-- start of Records for the task --

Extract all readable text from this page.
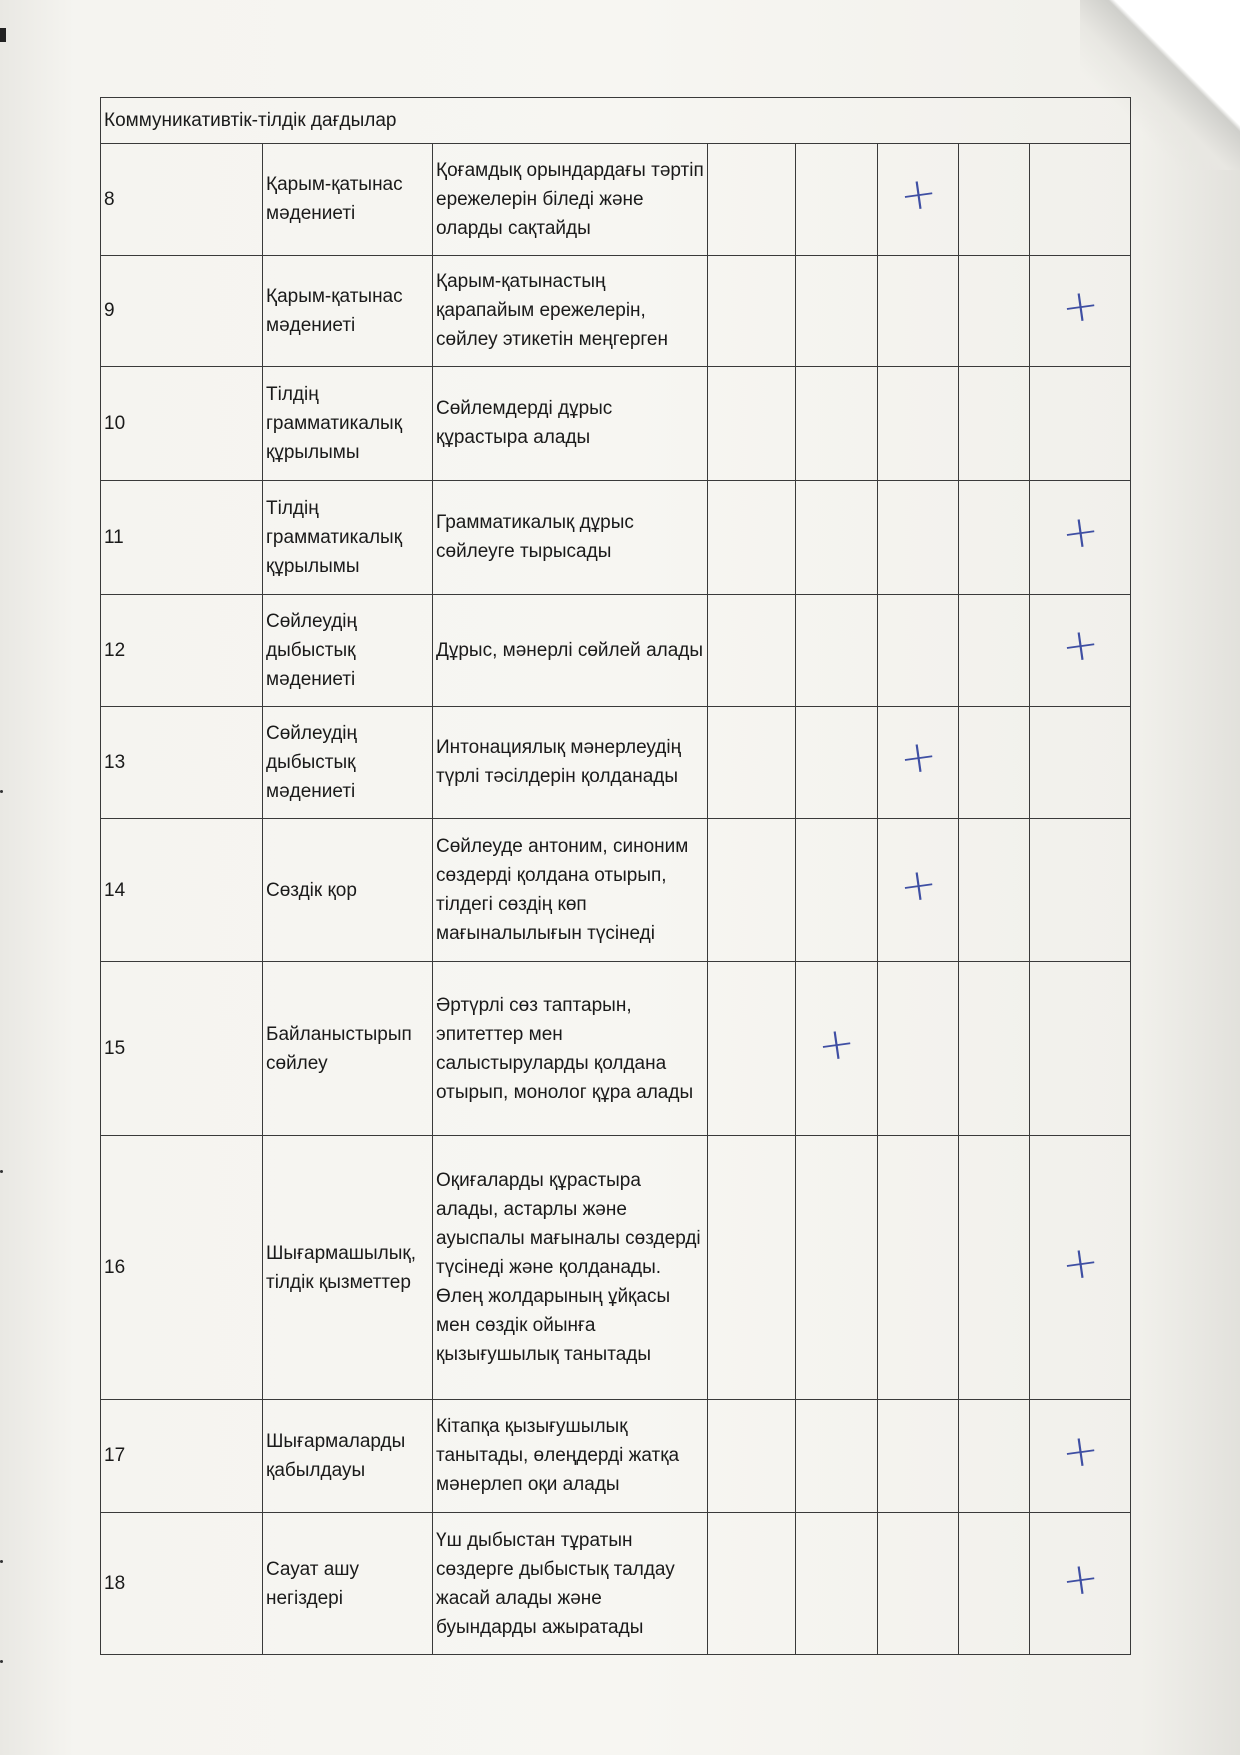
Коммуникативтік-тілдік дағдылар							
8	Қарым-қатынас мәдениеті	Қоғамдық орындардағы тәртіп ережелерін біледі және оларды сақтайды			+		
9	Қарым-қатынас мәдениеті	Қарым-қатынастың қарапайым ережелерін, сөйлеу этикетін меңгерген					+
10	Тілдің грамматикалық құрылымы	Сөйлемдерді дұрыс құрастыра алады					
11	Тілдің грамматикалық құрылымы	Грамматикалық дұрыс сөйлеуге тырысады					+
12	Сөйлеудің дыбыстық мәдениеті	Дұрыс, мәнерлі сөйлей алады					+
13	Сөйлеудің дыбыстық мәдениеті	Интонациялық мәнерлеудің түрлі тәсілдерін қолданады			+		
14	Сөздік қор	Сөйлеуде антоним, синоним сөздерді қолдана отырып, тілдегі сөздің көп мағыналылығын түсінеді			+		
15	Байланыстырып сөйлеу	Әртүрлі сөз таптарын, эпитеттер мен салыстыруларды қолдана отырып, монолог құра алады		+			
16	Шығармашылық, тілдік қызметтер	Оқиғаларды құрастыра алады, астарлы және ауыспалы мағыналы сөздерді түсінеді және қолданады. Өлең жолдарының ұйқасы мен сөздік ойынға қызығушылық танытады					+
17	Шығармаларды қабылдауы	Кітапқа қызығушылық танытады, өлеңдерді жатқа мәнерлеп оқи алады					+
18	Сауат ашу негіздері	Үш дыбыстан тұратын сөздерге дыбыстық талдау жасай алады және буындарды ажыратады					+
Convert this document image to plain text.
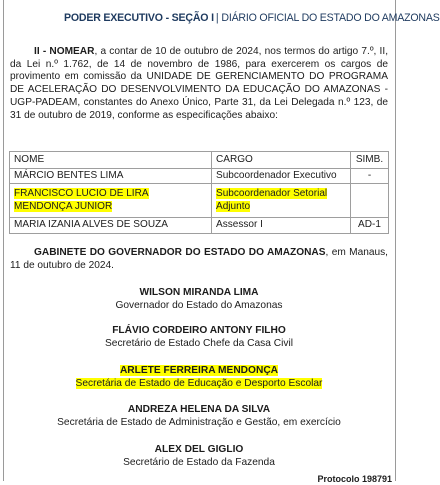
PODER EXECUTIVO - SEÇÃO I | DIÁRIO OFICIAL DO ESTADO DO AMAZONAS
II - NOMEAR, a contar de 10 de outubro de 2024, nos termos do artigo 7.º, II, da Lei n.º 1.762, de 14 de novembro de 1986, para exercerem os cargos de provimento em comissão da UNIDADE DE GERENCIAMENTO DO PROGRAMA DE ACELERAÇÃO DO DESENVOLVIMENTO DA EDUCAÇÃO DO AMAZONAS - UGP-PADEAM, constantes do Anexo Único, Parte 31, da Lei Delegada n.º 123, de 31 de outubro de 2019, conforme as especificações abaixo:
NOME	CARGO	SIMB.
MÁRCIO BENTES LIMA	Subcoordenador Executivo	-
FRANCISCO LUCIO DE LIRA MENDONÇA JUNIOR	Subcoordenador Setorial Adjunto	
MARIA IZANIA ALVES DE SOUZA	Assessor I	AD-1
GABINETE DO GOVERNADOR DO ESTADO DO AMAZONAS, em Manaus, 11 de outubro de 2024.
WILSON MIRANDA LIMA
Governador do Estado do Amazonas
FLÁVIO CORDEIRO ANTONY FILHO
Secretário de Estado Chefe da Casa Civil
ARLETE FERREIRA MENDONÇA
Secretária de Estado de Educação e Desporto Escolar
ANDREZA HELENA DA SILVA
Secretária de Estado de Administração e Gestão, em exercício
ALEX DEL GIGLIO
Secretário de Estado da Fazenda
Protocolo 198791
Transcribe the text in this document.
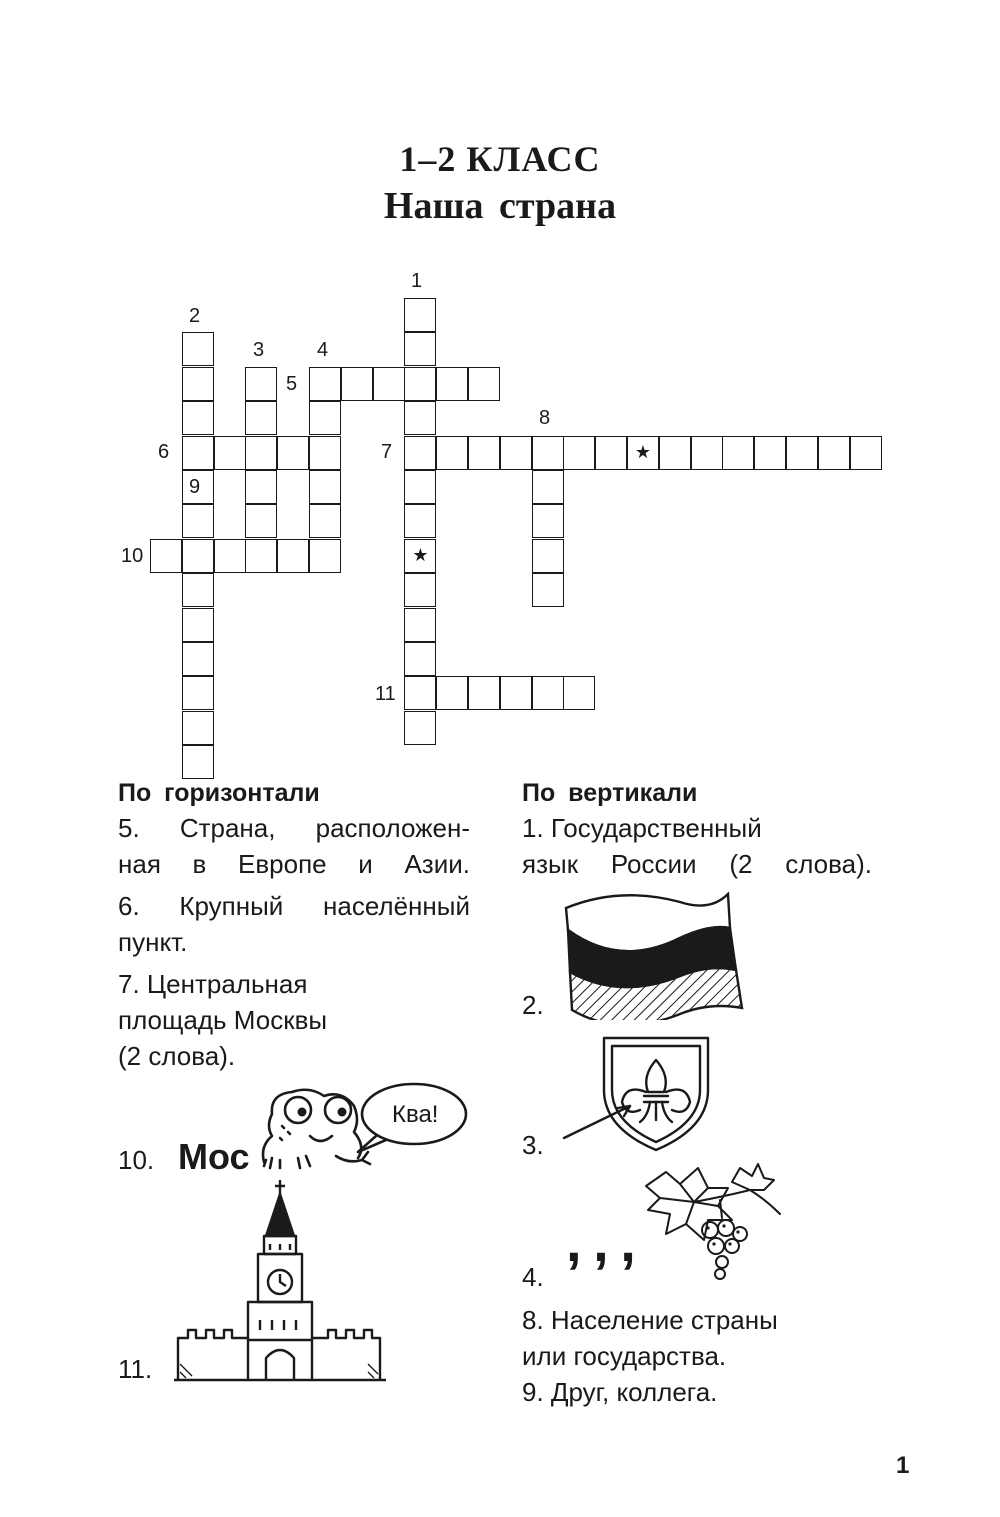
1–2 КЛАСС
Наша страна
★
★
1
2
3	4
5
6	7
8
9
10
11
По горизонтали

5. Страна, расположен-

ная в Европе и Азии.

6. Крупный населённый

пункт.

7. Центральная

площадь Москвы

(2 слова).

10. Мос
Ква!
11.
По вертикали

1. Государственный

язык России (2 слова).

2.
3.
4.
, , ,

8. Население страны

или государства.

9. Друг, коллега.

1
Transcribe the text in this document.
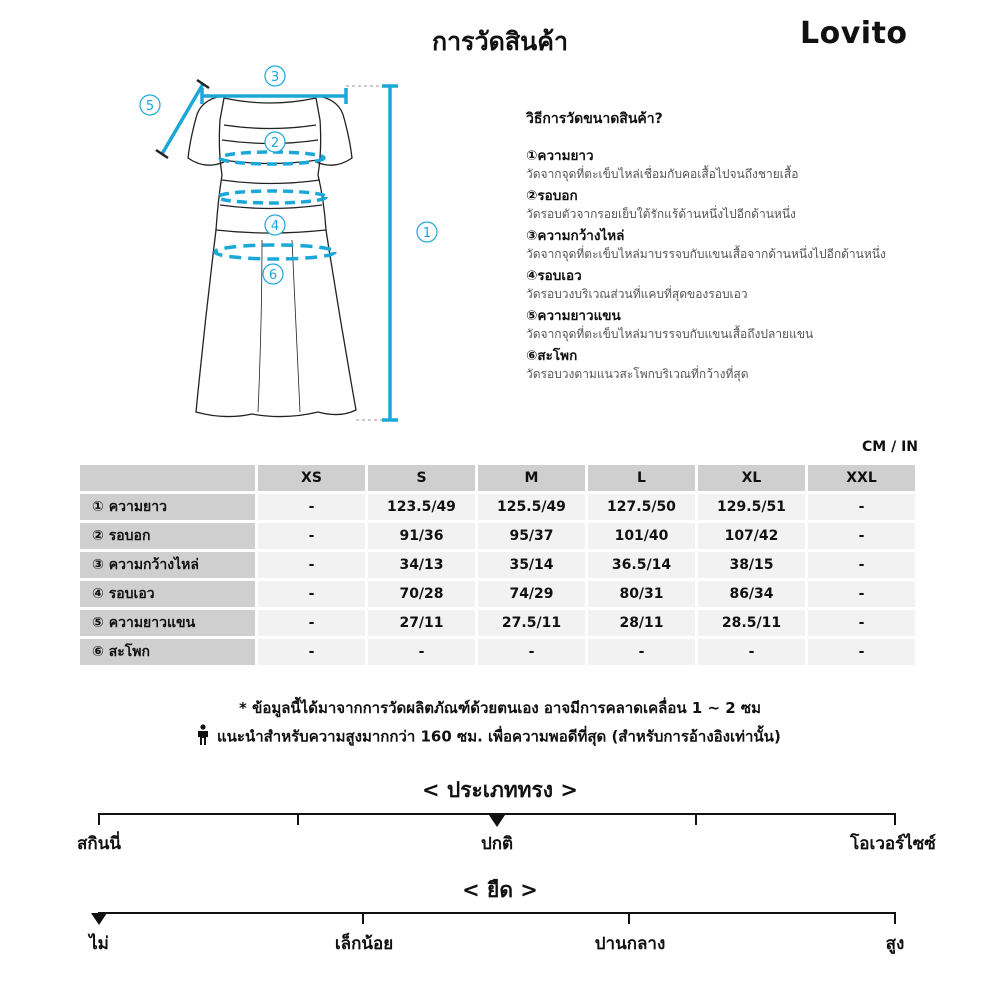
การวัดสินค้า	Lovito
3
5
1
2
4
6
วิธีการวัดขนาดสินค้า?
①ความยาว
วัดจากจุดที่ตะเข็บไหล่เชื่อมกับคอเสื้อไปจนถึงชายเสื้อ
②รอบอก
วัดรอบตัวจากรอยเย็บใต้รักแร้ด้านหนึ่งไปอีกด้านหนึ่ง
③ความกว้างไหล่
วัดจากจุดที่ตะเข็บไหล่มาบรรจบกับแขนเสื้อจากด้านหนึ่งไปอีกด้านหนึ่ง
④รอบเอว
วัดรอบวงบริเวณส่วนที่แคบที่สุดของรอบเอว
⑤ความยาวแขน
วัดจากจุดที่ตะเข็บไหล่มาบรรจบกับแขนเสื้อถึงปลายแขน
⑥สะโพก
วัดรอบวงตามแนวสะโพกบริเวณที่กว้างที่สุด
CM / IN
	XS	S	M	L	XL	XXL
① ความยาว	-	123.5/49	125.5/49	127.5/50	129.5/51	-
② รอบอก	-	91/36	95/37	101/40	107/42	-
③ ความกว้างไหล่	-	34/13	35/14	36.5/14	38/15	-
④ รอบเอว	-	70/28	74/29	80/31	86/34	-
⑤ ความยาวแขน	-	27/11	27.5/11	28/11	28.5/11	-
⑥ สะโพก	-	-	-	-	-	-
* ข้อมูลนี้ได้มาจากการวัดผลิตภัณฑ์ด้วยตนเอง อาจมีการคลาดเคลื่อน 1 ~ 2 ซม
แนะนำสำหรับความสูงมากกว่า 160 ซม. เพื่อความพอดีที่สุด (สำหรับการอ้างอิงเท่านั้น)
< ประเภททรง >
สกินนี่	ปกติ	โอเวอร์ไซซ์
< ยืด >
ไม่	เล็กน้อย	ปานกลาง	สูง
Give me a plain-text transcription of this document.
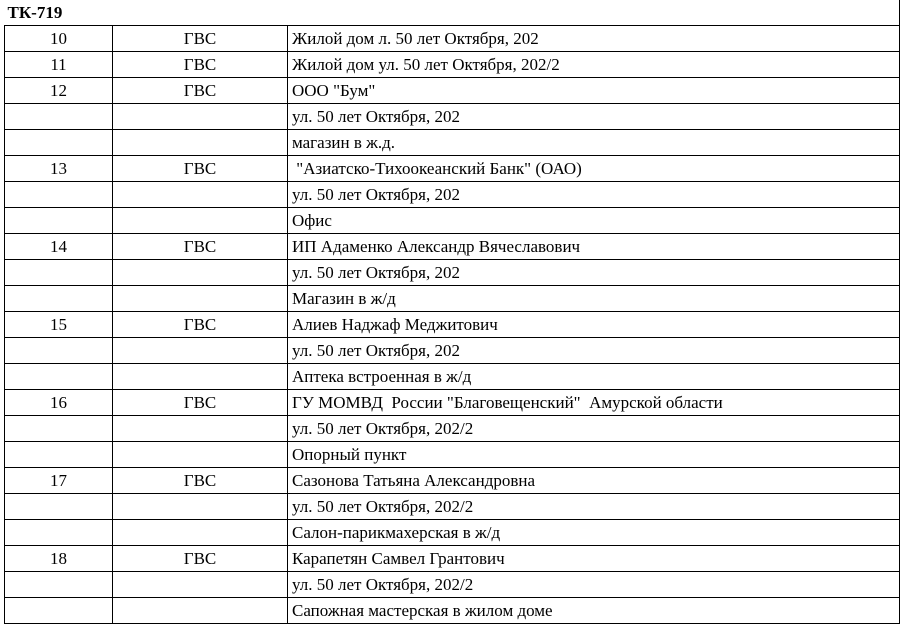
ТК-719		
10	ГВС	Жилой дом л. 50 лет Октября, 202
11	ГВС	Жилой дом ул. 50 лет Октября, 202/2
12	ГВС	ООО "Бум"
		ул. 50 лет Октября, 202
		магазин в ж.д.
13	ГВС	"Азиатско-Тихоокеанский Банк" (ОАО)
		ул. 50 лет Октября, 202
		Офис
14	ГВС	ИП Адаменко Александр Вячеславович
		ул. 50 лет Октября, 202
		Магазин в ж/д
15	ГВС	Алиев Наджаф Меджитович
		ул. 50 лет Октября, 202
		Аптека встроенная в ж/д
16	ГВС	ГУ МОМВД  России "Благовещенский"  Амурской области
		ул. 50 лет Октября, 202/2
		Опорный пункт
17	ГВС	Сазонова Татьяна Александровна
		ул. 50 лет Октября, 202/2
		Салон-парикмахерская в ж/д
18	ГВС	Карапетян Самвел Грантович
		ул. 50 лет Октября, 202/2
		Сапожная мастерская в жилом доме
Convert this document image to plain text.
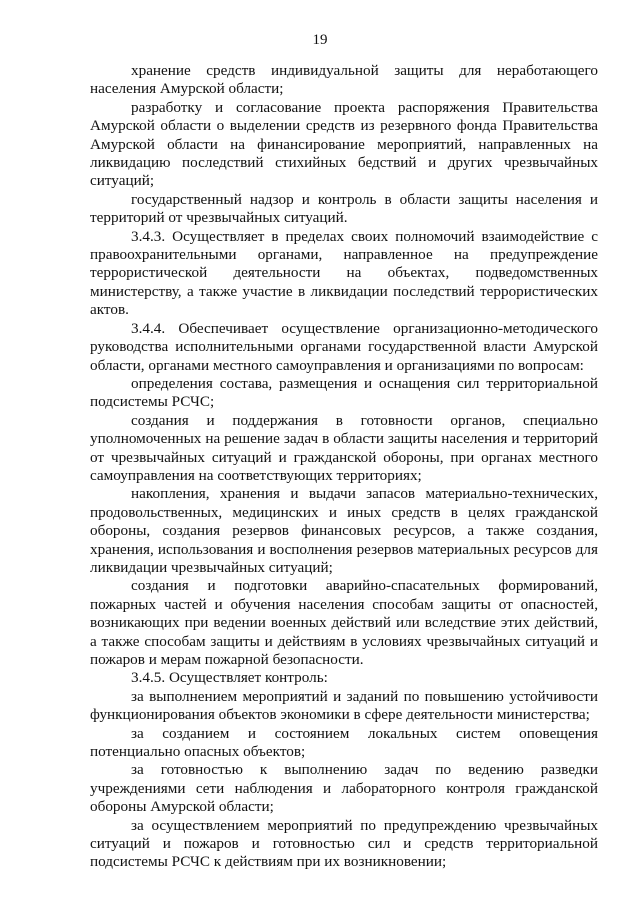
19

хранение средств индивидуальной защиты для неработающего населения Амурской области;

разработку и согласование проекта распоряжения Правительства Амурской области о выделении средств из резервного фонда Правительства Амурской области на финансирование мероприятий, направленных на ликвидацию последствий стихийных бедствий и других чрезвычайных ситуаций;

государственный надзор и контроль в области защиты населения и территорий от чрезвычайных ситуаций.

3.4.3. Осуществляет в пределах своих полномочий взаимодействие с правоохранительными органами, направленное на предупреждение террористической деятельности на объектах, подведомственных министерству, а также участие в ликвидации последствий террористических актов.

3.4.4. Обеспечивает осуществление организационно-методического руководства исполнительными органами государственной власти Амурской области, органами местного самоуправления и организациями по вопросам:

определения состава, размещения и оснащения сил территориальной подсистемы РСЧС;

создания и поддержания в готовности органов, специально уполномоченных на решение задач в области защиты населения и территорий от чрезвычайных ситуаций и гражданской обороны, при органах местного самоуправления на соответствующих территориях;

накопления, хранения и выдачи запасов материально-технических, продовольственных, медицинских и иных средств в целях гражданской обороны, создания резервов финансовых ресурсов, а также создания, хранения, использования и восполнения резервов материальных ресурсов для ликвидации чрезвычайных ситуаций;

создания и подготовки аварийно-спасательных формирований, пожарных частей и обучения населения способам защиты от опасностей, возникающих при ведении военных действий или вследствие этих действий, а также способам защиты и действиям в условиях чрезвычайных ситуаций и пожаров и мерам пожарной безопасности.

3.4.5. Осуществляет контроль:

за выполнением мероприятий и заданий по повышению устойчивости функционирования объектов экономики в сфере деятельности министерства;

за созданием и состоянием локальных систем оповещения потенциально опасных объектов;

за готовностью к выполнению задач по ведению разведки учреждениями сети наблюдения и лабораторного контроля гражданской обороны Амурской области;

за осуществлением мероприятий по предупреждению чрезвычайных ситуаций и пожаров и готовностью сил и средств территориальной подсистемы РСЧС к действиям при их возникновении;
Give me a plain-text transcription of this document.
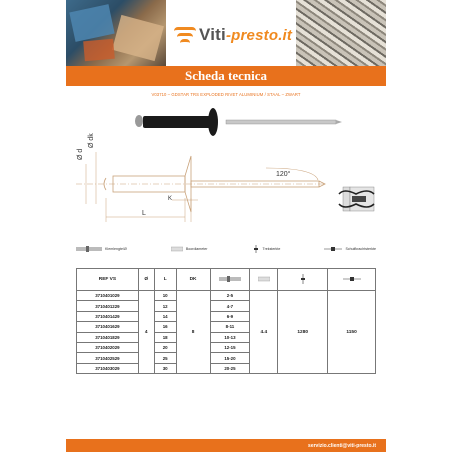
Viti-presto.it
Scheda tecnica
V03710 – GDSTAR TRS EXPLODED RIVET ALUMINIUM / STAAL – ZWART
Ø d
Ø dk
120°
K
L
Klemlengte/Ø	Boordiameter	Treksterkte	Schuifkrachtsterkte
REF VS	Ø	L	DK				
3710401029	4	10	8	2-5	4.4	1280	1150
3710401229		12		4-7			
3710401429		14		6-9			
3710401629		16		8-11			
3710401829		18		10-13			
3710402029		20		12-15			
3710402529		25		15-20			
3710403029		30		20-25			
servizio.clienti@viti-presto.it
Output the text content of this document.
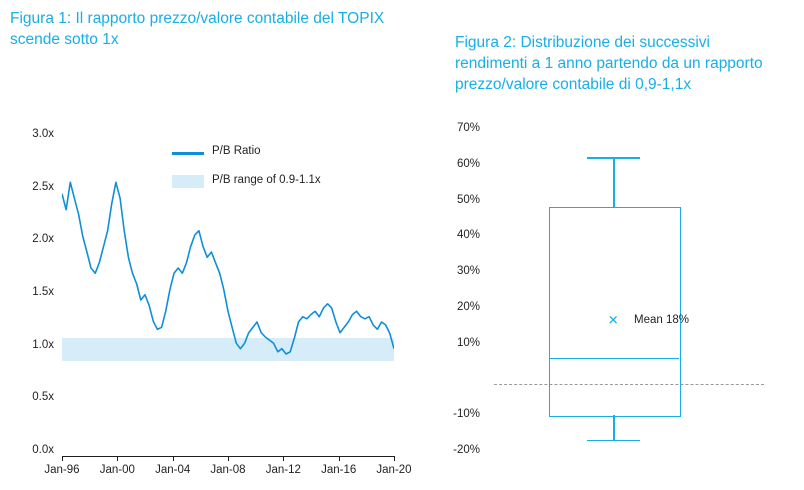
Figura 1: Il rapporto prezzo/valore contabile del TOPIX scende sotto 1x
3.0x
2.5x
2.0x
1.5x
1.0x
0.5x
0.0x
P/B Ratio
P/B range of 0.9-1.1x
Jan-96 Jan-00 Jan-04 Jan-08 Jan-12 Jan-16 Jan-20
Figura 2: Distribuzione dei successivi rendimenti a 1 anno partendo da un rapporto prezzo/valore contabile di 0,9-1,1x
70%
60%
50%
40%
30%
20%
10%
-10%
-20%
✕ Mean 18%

-- end of Records for the task --

▶ [To do]: Copy out all lines that carry the word "prezzo".

▶ [Solution to the exercise]:
Figura 1: Il rapporto prezzo/valore contabile del TOPIX scende sotto 1x
Figura 2: Distribuzione dei successivi rendimenti a 1 anno partendo da un rapporto prezzo/valore contabile di 0,9-1,1x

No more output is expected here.